## Dataset records
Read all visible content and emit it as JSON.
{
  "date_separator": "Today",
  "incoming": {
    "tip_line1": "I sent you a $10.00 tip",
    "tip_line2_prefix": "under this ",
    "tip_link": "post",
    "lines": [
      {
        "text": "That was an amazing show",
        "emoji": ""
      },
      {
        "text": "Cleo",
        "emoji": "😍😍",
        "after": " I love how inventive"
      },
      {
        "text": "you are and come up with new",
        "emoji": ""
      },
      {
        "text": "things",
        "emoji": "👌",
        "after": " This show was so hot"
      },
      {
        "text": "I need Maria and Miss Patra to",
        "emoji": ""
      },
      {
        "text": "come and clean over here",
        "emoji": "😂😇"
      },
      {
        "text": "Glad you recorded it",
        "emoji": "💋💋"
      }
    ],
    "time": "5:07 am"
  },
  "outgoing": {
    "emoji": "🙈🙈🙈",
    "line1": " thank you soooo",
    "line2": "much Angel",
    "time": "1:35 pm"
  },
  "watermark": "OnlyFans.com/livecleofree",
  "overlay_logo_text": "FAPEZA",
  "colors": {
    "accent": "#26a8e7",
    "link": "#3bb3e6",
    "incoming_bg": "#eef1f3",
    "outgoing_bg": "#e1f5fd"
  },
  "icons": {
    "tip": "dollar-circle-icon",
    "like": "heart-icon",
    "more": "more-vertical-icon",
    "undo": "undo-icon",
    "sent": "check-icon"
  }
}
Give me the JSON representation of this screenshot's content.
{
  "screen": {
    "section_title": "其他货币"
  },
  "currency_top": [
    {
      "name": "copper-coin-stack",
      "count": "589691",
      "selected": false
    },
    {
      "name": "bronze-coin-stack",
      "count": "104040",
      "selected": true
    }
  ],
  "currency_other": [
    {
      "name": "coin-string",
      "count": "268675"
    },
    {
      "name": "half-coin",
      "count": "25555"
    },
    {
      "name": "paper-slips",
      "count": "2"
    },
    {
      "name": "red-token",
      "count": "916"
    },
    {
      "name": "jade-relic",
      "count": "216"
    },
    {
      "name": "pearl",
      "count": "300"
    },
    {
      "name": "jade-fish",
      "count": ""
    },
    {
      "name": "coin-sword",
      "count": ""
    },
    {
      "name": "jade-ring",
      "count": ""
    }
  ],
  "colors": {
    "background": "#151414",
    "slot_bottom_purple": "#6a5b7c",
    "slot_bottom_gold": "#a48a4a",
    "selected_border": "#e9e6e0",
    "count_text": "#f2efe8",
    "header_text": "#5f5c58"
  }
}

## STATED PROBLEM
Exactly reproduce every line of the records.

## TASK SOLUTION
Read all visible content and emit it as JSON.
{
  "date_separator": "Today",
  "incoming": {
    "tip_line1": "I sent you a $10.00 tip",
    "tip_line2_prefix": "under this ",
    "tip_link": "post",
    "lines": [
      {
        "text": "That was an amazing show",
        "emoji": ""
      },
      {
        "text": "Cleo",
        "emoji": "😍😍",
        "after": " I love how inventive"
      },
      {
        "text": "you are and come up with new",
        "emoji": ""
      },
      {
        "text": "things",
        "emoji": "👌",
        "after": " This show was so hot"
      },
      {
        "text": "I need Maria and Miss Patra to",
        "emoji": ""
      },
      {
        "text": "come and clean over here",
        "emoji": "😂😇"
      },
      {
        "text": "Glad you recorded it",
        "emoji": "💋💋"
      }
    ],
    "time": "5:07 am"
  },
  "outgoing": {
    "emoji": "🙈🙈🙈",
    "line1": " thank you soooo",
    "line2": "much Angel",
    "time": "1:35 pm"
  },
  "watermark": "OnlyFans.com/livecleofree",
  "overlay_logo_text": "FAPEZA",
  "colors": {
    "accent": "#26a8e7",
    "link": "#3bb3e6",
    "incoming_bg": "#eef1f3",
    "outgoing_bg": "#e1f5fd"
  },
  "icons": {
    "tip": "dollar-circle-icon",
    "like": "heart-icon",
    "more": "more-vertical-icon",
    "undo": "undo-icon",
    "sent": "check-icon"
  }
}
Give me the JSON representation of this screenshot's content.
{
  "screen": {
    "section_title": "其他货币"
  },
  "currency_top": [
    {
      "name": "copper-coin-stack",
      "count": "589691",
      "selected": false
    },
    {
      "name": "bronze-coin-stack",
      "count": "104040",
      "selected": true
    }
  ],
  "currency_other": [
    {
      "name": "coin-string",
      "count": "268675"
    },
    {
      "name": "half-coin",
      "count": "25555"
    },
    {
      "name": "paper-slips",
      "count": "2"
    },
    {
      "name": "red-token",
      "count": "916"
    },
    {
      "name": "jade-relic",
      "count": "216"
    },
    {
      "name": "pearl",
      "count": "300"
    },
    {
      "name": "jade-fish",
      "count": ""
    },
    {
      "name": "coin-sword",
      "count": ""
    },
    {
      "name": "jade-ring",
      "count": ""
    }
  ],
  "colors": {
    "background": "#151414",
    "slot_bottom_purple": "#6a5b7c",
    "slot_bottom_gold": "#a48a4a",
    "selected_border": "#e9e6e0",
    "count_text": "#f2efe8",
    "header_text": "#5f5c58"
  }
}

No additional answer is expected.